TASK DESCRIPTION
Using the material that follows, identify and copy each line with the string "shishda".

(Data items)
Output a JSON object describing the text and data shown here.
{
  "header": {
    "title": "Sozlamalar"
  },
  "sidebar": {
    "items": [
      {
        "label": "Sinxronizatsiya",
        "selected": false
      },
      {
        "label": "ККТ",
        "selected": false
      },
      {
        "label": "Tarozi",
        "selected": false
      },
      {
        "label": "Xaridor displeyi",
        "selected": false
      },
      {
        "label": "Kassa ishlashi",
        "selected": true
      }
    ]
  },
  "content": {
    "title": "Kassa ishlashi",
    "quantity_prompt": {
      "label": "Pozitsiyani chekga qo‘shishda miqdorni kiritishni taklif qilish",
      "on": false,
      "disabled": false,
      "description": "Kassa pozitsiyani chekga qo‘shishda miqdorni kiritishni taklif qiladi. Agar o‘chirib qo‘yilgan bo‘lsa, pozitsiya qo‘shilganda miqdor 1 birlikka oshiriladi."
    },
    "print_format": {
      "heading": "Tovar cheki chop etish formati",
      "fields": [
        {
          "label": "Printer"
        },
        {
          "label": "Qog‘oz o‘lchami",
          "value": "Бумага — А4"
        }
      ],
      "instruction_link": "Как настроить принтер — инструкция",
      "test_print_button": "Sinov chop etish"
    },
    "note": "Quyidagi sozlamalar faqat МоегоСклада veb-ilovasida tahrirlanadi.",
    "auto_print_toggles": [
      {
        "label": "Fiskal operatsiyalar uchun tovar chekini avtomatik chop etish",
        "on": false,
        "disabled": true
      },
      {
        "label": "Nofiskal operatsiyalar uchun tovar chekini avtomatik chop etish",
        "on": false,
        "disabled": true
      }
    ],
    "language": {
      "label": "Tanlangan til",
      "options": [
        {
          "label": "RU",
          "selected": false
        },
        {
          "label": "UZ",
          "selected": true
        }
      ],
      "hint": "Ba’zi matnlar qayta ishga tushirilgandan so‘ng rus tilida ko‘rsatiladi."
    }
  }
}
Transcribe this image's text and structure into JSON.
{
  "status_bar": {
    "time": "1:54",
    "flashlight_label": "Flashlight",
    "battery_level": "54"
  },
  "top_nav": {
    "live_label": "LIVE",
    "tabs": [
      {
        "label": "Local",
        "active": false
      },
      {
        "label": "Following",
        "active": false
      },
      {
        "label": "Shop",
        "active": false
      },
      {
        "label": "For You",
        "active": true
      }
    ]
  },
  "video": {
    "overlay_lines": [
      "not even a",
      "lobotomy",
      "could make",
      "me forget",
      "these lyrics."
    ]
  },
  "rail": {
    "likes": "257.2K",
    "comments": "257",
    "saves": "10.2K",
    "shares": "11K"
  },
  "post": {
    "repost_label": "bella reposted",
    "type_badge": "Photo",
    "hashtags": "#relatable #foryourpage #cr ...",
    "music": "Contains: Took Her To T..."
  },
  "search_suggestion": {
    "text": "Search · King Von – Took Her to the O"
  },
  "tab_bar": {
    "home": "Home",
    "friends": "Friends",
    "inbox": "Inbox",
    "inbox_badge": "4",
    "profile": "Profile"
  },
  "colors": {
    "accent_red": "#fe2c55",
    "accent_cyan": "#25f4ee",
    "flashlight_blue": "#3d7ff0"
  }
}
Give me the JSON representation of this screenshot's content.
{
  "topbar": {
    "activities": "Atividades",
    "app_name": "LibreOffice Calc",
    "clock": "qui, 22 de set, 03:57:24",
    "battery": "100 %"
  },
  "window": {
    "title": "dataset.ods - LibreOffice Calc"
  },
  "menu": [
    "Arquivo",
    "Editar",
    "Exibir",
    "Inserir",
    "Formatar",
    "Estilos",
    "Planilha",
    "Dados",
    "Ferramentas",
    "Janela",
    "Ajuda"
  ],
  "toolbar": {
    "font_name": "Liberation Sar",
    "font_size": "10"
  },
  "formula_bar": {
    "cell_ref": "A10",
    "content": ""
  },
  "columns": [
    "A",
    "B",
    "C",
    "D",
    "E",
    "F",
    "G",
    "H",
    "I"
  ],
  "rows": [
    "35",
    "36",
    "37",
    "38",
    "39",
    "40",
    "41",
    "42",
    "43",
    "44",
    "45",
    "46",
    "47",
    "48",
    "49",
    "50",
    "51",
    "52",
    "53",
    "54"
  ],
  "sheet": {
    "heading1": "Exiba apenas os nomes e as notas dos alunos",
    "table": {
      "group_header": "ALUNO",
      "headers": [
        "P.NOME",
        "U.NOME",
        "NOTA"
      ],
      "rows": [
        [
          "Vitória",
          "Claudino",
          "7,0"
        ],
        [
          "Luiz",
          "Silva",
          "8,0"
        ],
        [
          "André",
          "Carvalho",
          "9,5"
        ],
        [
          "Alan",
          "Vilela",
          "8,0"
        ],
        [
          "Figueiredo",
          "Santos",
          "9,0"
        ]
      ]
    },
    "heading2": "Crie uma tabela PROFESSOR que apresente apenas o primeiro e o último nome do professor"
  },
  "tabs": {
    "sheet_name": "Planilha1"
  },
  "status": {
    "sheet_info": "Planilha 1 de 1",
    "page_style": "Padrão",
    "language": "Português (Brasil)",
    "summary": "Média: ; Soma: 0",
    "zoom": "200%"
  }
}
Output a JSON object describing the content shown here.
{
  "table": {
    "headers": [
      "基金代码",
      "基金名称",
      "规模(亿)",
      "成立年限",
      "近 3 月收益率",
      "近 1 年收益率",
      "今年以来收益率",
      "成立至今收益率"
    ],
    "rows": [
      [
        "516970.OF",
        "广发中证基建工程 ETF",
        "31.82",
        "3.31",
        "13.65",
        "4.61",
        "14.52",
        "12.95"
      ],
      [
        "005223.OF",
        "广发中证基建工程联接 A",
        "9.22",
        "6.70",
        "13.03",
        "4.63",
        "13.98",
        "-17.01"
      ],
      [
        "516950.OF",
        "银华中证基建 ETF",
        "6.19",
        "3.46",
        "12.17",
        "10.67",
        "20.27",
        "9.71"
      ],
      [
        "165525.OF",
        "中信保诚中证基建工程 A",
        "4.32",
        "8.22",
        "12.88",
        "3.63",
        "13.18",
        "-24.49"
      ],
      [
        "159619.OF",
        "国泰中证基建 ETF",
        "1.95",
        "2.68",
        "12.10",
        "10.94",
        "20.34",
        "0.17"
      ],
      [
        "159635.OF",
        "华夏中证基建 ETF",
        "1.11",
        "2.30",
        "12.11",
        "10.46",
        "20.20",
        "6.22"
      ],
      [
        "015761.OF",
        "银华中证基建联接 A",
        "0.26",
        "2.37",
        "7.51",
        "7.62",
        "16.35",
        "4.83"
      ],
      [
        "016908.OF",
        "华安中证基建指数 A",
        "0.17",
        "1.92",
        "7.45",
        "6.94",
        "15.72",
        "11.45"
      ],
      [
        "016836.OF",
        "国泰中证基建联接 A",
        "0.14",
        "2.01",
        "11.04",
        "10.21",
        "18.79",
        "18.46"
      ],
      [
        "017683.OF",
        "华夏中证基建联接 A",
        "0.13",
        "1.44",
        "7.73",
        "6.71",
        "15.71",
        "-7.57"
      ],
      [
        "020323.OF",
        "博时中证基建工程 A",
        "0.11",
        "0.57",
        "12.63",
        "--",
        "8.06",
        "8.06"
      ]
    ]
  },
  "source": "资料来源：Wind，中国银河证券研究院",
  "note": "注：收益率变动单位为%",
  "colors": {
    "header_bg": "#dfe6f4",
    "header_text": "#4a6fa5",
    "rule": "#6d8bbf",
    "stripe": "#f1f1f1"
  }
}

ANSWER TO THIS TASK
      "label": "Pozitsiyani chekga qo‘shishda miqdorni kiritishni taklif qilish",
      "description": "Kassa pozitsiyani chekga qo‘shishda miqdorni kiritishni taklif qiladi. Agar o‘chirib qo‘yilgan bo‘lsa, pozitsiya qo‘shilganda miqdor 1 birlikka oshiriladi."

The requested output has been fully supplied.